• WHAT NEEDS TO BE DONE
Collect every line in the records below that contains the word "Change".

• RECORDS SHOWN
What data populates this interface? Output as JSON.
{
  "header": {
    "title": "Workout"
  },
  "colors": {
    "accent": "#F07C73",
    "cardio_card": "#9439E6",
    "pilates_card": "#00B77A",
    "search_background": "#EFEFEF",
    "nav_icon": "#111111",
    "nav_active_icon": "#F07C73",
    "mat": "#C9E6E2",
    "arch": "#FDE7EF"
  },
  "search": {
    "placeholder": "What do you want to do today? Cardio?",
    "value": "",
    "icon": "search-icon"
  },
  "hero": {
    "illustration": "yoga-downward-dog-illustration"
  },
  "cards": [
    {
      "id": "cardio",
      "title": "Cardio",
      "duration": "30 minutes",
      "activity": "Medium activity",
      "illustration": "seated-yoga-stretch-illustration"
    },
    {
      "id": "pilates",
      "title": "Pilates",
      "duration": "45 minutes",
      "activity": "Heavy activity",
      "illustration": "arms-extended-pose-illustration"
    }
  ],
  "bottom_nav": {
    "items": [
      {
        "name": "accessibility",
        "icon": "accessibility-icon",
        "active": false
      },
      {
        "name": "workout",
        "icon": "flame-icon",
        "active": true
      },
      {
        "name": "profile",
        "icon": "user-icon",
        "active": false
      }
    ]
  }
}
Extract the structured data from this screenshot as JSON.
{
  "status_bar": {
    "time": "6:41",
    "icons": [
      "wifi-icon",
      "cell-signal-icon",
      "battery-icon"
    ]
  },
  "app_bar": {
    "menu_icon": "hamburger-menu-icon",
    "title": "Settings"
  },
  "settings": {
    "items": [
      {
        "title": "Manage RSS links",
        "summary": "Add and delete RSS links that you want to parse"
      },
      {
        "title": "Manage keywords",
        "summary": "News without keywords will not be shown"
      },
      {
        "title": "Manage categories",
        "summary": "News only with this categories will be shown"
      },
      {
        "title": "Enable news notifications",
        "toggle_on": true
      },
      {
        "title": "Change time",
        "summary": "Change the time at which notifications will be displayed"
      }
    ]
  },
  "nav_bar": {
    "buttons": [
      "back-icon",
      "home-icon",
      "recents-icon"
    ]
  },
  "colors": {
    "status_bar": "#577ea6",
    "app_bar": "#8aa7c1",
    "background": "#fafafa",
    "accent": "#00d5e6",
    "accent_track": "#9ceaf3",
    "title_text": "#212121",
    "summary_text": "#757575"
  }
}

• CORRECT ANSWER
        "title": "Change time",
        "summary": "Change the time at which notifications will be displayed"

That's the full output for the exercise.